■ DIRECTIVE ■
Wherever a line holds the word "document", copy that line out.
══ STORED RECORDS ══
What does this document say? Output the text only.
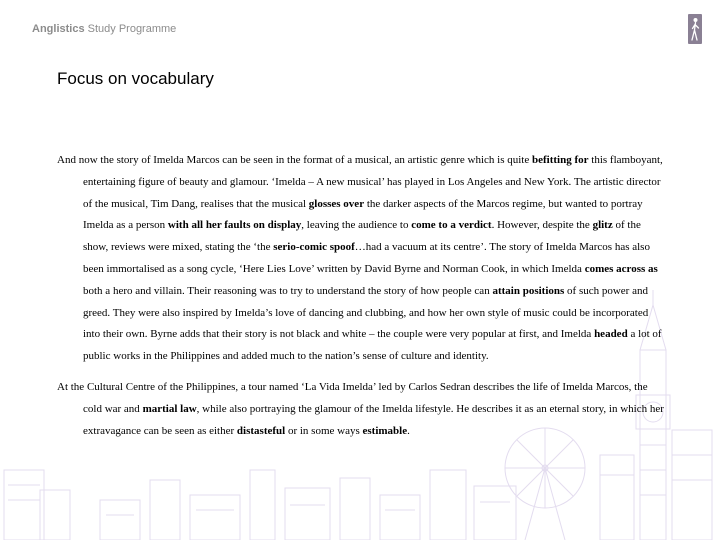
Anglistics Study Programme
Focus on vocabulary

And now the story of Imelda Marcos can be seen in the format of a musical, an artistic genre which is quite befitting for this flamboyant, entertaining figure of beauty and glamour. ‘Imelda – A new musical’ has played in Los Angeles and New York. The artistic director of the musical, Tim Dang, realises that the musical glosses over the darker aspects of the Marcos regime, but wanted to portray Imelda as a person with all her faults on display, leaving the audience to come to a verdict. However, despite the glitz of the show, reviews were mixed, stating the ‘the serio-comic spoof…had a vacuum at its centre’. The story of Imelda Marcos has also been immortalised as a song cycle, ‘Here Lies Love’ written by David Byrne and Norman Cook, in which Imelda comes across as both a hero and villain. Their reasoning was to try to understand the story of how people can attain positions of such power and greed. They were also inspired by Imelda’s love of dancing and clubbing, and how her own style of music could be incorporated into their own. Byrne adds that their story is not black and white – the couple were very popular at first, and Imelda headed a lot of public works in the Philippines and added much to the nation’s sense of culture and identity.

At the Cultural Centre of the Philippines, a tour named ‘La Vida Imelda’ led by Carlos Sedran describes the life of Imelda Marcos, the cold war and martial law, while also portraying the glamour of the Imelda lifestyle. He describes it as an eternal story, in which her extravagance can be seen as either distasteful or in some ways estimable.
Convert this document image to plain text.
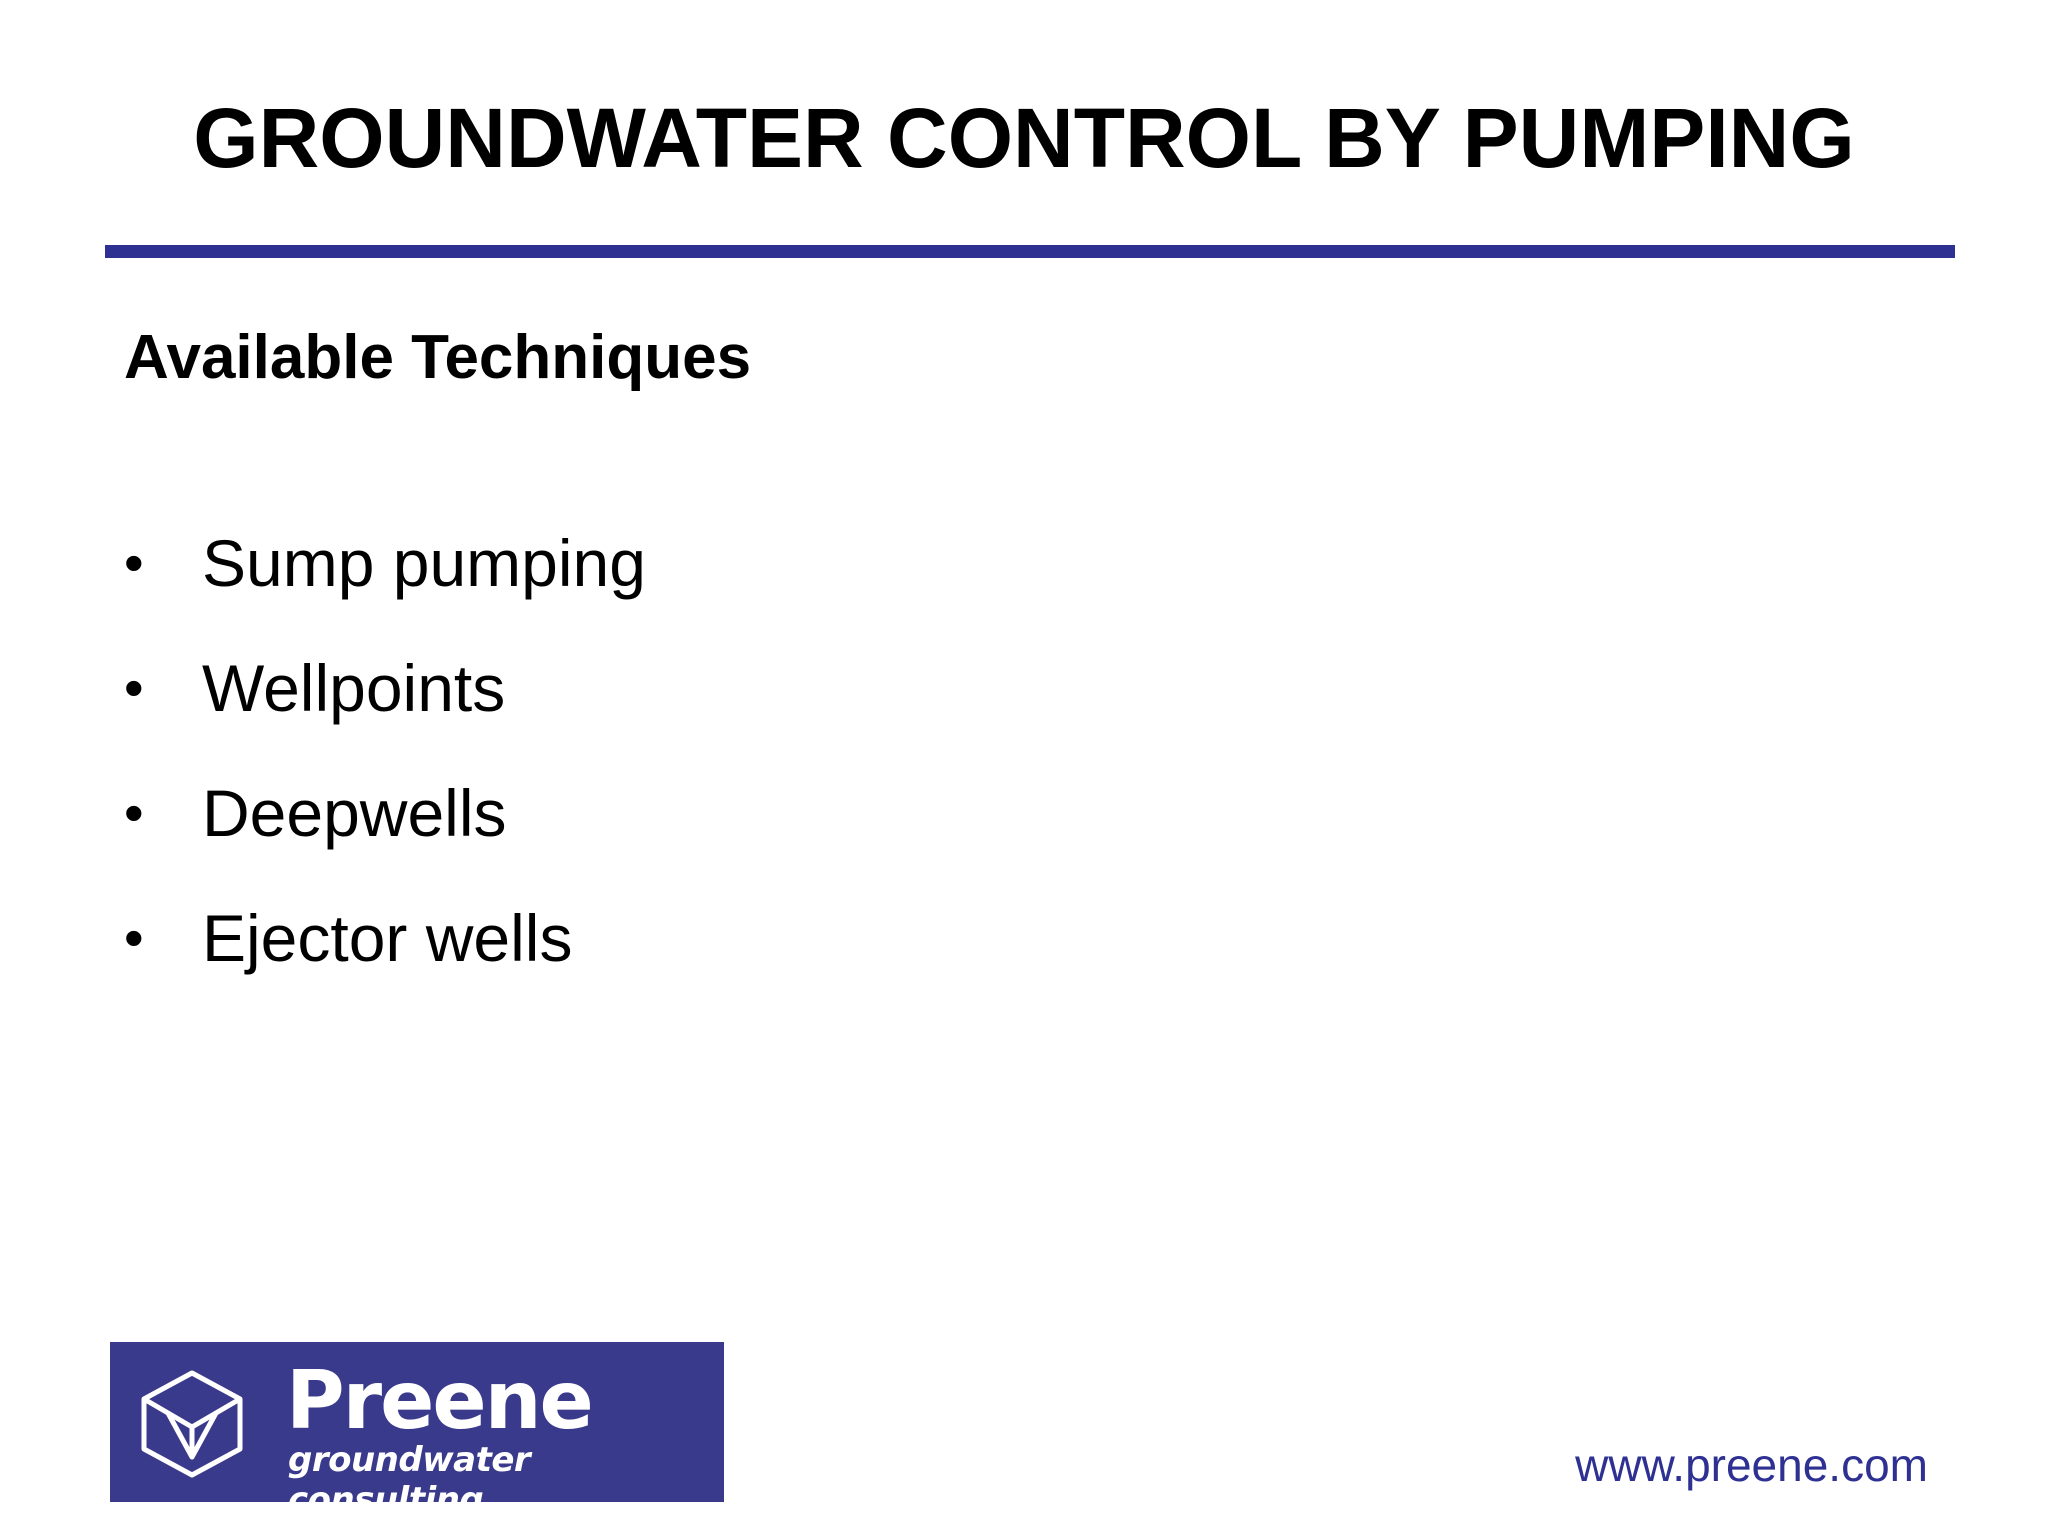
GROUNDWATER CONTROL BY PUMPING
Available Techniques
• Sump pumping
• Wellpoints
• Deepwells
• Ejector wells
Preene
groundwater consulting
www.preene.com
═══
■ COMPLETE ANSWER ■
What does this document say? Output the text only.
Convert this document image to plain text.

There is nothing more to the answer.